### Exercise prompt
Rewrite every line of the entries below as a Markdown table with the columns "No" and "Line", giving each row a number and skipping any blank lines.

### Element-and-box listings
○ ○ ○ ○ ○ ○ ○
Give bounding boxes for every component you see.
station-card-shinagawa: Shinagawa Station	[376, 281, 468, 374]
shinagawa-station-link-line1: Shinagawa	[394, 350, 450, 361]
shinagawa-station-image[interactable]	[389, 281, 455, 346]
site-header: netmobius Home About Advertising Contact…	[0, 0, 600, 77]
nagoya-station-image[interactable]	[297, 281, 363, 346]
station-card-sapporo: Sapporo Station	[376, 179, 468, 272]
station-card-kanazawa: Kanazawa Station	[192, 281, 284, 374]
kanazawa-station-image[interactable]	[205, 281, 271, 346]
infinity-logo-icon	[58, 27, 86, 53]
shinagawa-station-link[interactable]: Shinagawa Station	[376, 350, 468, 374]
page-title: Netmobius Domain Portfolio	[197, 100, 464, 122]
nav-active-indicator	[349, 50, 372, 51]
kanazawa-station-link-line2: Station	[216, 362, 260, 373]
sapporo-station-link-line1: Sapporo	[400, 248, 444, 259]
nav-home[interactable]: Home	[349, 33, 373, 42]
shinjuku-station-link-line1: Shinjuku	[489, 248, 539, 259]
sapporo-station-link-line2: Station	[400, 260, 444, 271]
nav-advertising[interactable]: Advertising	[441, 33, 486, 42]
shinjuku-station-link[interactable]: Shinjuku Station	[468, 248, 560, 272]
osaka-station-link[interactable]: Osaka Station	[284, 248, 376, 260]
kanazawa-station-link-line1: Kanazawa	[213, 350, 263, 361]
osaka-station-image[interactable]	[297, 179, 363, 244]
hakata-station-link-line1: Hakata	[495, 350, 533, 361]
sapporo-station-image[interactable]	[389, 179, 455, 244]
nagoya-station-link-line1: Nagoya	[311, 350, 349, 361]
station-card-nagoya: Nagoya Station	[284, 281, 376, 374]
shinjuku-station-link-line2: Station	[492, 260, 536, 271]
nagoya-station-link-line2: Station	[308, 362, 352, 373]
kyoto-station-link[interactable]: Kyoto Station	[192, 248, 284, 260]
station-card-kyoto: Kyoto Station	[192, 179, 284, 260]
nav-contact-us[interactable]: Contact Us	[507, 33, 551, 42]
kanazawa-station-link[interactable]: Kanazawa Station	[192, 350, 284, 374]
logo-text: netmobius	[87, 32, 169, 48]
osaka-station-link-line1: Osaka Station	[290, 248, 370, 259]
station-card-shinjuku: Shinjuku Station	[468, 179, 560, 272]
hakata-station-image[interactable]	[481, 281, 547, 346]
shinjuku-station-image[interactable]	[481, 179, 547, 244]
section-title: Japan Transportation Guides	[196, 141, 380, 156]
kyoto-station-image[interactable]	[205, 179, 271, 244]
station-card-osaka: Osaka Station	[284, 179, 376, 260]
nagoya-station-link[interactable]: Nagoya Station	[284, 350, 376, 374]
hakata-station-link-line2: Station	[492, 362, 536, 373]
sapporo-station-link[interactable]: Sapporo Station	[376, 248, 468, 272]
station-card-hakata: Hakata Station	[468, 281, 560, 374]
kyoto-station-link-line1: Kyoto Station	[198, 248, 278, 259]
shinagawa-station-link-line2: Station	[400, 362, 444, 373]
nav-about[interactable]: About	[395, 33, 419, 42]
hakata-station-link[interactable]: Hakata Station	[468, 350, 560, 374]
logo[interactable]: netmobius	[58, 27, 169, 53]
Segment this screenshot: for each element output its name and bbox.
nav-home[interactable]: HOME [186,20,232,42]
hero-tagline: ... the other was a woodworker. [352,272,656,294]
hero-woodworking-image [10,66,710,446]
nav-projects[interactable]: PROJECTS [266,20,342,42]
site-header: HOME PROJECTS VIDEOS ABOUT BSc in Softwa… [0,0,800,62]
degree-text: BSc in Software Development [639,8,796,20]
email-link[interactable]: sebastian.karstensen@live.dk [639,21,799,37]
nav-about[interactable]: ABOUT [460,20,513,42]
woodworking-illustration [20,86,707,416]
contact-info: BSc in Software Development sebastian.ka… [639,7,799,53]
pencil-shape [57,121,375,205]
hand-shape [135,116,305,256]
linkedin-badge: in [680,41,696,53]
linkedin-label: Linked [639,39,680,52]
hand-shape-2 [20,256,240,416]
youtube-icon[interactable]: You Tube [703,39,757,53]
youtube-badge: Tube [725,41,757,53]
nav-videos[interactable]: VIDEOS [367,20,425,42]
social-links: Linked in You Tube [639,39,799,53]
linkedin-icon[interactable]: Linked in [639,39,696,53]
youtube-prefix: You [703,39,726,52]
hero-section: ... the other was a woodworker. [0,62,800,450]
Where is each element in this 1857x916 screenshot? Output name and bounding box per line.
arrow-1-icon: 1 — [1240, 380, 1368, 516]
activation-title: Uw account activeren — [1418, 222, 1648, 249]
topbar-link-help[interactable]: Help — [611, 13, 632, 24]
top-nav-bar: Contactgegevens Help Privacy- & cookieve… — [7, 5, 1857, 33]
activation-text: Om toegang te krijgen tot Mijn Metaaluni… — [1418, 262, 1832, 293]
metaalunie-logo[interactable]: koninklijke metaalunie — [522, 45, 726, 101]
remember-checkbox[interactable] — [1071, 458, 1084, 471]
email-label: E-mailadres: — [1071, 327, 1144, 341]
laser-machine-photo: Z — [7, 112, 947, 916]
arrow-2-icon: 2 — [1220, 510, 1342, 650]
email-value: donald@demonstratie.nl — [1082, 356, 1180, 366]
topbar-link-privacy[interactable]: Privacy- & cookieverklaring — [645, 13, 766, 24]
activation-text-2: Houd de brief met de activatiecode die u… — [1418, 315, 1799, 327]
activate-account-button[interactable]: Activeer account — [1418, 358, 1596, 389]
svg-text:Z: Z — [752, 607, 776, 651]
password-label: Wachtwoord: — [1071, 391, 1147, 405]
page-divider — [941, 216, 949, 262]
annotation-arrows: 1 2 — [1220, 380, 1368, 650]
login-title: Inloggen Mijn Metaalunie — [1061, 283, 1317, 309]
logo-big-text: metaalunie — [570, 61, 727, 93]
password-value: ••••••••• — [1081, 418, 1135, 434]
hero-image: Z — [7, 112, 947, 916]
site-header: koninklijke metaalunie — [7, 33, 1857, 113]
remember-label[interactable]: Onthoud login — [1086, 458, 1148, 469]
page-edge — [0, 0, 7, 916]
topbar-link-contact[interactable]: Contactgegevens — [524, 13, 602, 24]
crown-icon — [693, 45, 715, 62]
○ ○ ○ ○ ○ ○ ○
### Reply to the task
| No | Line |
|---|---|
| 1 | Give bounding boxes for every component you see. |
| 2 | station-card-shinagawa: Shinagawa Station	[376, 281, 468, 374] |
| 3 | shinagawa-station-link-line1: Shinagawa	[394, 350, 450, 361] |
| 4 | shinagawa-station-image[interactable]	[389, 281, 455, 346] |
| 5 | site-header: netmobius Home About Advertising Contact…	[0, 0, 600, 77] |
| 6 | nagoya-station-image[interactable]	[297, 281, 363, 346] |
| 7 | station-card-sapporo: Sapporo Station	[376, 179, 468, 272] |
| 8 | station-card-kanazawa: Kanazawa Station	[192, 281, 284, 374] |
| 9 | kanazawa-station-image[interactable]	[205, 281, 271, 346] |
| 10 | infinity-logo-icon	[58, 27, 86, 53] |
| 11 | shinagawa-station-link[interactable]: Shinagawa Station	[376, 350, 468, 374] |
| 12 | page-title: Netmobius Domain Portfolio	[197, 100, 464, 122] |
| 13 | nav-active-indicator	[349, 50, 372, 51] |
| 14 | kanazawa-station-link-line2: Station	[216, 362, 260, 373] |
| 15 | sapporo-station-link-line1: Sapporo	[400, 248, 444, 259] |
| 16 | nav-home[interactable]: Home	[349, 33, 373, 42] |
| 17 | shinjuku-station-link-line1: Shinjuku	[489, 248, 539, 259] |
| 18 | sapporo-station-link-line2: Station	[400, 260, 444, 271] |
| 19 | nav-advertising[interactable]: Advertising	[441, 33, 486, 42] |
| 20 | shinjuku-station-link[interactable]: Shinjuku Station	[468, 248, 560, 272] |
| 21 | osaka-station-link[interactable]: Osaka Station	[284, 248, 376, 260] |
| 22 | kanazawa-station-link-line1: Kanazawa	[213, 350, 263, 361] |
| 23 | osaka-station-image[interactable]	[297, 179, 363, 244] |
| 24 | hakata-station-link-line1: Hakata	[495, 350, 533, 361] |
| 25 | sapporo-station-image[interactable]	[389, 179, 455, 244] |
| 26 | nagoya-station-link-line1: Nagoya	[311, 350, 349, 361] |
| 27 | station-card-nagoya: Nagoya Station	[284, 281, 376, 374] |
| 28 | shinjuku-station-link-line2: Station	[492, 260, 536, 271] |
| 29 | nagoya-station-link-line2: Station	[308, 362, 352, 373] |
| 30 | kyoto-station-link[interactable]: Kyoto Station	[192, 248, 284, 260] |
| 31 | station-card-kyoto: Kyoto Station	[192, 179, 284, 260] |
| 32 | nav-contact-us[interactable]: Contact Us	[507, 33, 551, 42] |
| 33 | kanazawa-station-link[interactable]: Kanazawa Station	[192, 350, 284, 374] |
| 34 | logo-text: netmobius	[87, 32, 169, 48] |
| 35 | osaka-station-link-line1: Osaka Station	[290, 248, 370, 259] |
| 36 | station-card-shinjuku: Shinjuku Station	[468, 179, 560, 272] |
| 37 | hakata-station-image[interactable]	[481, 281, 547, 346] |
| 38 | shinjuku-station-image[interactable]	[481, 179, 547, 244] |
| 39 | section-title: Japan Transportation Guides	[196, 141, 380, 156] |
| 40 | kyoto-station-image[interactable]	[205, 179, 271, 244] |
| 41 | station-card-osaka: Osaka Station	[284, 179, 376, 260] |
| 42 | nagoya-station-link[interactable]: Nagoya Station	[284, 350, 376, 374] |
| 43 | hakata-station-link-line2: Station	[492, 362, 536, 373] |
| 44 | sapporo-station-link[interactable]: Sapporo Station	[376, 248, 468, 272] |
| 45 | station-card-hakata: Hakata Station	[468, 281, 560, 374] |
| 46 | kyoto-station-link-line1: Kyoto Station	[198, 248, 278, 259] |
| 47 | shinagawa-station-link-line2: Station	[400, 362, 444, 373] |
| 48 | nav-about[interactable]: About	[395, 33, 419, 42] |
| 49 | hakata-station-link[interactable]: Hakata Station	[468, 350, 560, 374] |
| 50 | logo[interactable]: netmobius	[58, 27, 169, 53] |
| 51 | Segment this screenshot: for each element output its name and bbox. |
| 52 | nav-home[interactable]: HOME [186,20,232,42] |
| 53 | hero-tagline: ... the other was a woodworker. [352,272,656,294] |
| 54 | hero-woodworking-image [10,66,710,446] |
| 55 | nav-projects[interactable]: PROJECTS [266,20,342,42] |
| 56 | site-header: HOME PROJECTS VIDEOS ABOUT BSc in Softwa… [0,0,800,62] |
| 57 | degree-text: BSc in Software Development [639,8,796,20] |
| 58 | email-link[interactable]: sebastian.karstensen@live.dk [639,21,799,37] |
| 59 | nav-about[interactable]: ABOUT [460,20,513,42] |
| 60 | woodworking-illustration [20,86,707,416] |
| 61 | contact-info: BSc in Software Development sebastian.ka… [639,7,799,53] |
| 62 | pencil-shape [57,121,375,205] |
| 63 | hand-shape [135,116,305,256] |
| 64 | linkedin-badge: in [680,41,696,53] |
| 65 | linkedin-label: Linked [639,39,680,52] |
| 66 | hand-shape-2 [20,256,240,416] |
| 67 | youtube-icon[interactable]: You Tube [703,39,757,53] |
| 68 | youtube-badge: Tube [725,41,757,53] |
| 69 | nav-videos[interactable]: VIDEOS [367,20,425,42] |
| 70 | social-links: Linked in You Tube [639,39,799,53] |
| 71 | linkedin-icon[interactable]: Linked in [639,39,696,53] |
| 72 | youtube-prefix: You [703,39,726,52] |
| 73 | hero-section: ... the other was a woodworker. [0,62,800,450] |
| 74 | Where is each element in this 1857x916 screenshot? Output name and bounding box per line. |
| 75 | arrow-1-icon: 1 — [1240, 380, 1368, 516] |
| 76 | activation-title: Uw account activeren — [1418, 222, 1648, 249] |
| 77 | topbar-link-help[interactable]: Help — [611, 13, 632, 24] |
| 78 | top-nav-bar: Contactgegevens Help Privacy- & cookieve… — [7, 5, 1857, 33] |
| 79 | activation-text: Om toegang te krijgen tot Mijn Metaaluni… — [1418, 262, 1832, 293] |
| 80 | metaalunie-logo[interactable]: koninklijke metaalunie — [522, 45, 726, 101] |
| 81 | remember-checkbox[interactable] — [1071, 458, 1084, 471] |
| 82 | email-label: E-mailadres: — [1071, 327, 1144, 341] |
| 83 | laser-machine-photo: Z — [7, 112, 947, 916] |
| 84 | arrow-2-icon: 2 — [1220, 510, 1342, 650] |
| 85 | email-value: donald@demonstratie.nl — [1082, 356, 1180, 366] |
| 86 | topbar-link-privacy[interactable]: Privacy- & cookieverklaring — [645, 13, 766, 24] |
| 87 | activation-text-2: Houd de brief met de activatiecode die u… — [1418, 315, 1799, 327] |
| 88 | activate-account-button[interactable]: Activeer account — [1418, 358, 1596, 389] |
| 89 | svg-text:Z: Z — [752, 607, 776, 651] |
| 90 | password-label: Wachtwoord: — [1071, 391, 1147, 405] |
| 91 | page-divider — [941, 216, 949, 262] |
| 92 | annotation-arrows: 1 2 — [1220, 380, 1368, 650] |
| 93 | login-title: Inloggen Mijn Metaalunie — [1061, 283, 1317, 309] |
| 94 | logo-big-text: metaalunie — [570, 61, 727, 93] |
| 95 | password-value: ••••••••• — [1081, 418, 1135, 434] |
| 96 | hero-image: Z — [7, 112, 947, 916] |
| 97 | site-header: koninklijke metaalunie — [7, 33, 1857, 113] |
| 98 | remember-label[interactable]: Onthoud login — [1086, 458, 1148, 469] |
| 99 | page-edge — [0, 0, 7, 916] |
| 100 | topbar-link-contact[interactable]: Contactgegevens — [524, 13, 602, 24] |
| 101 | crown-icon — [693, 45, 715, 62] |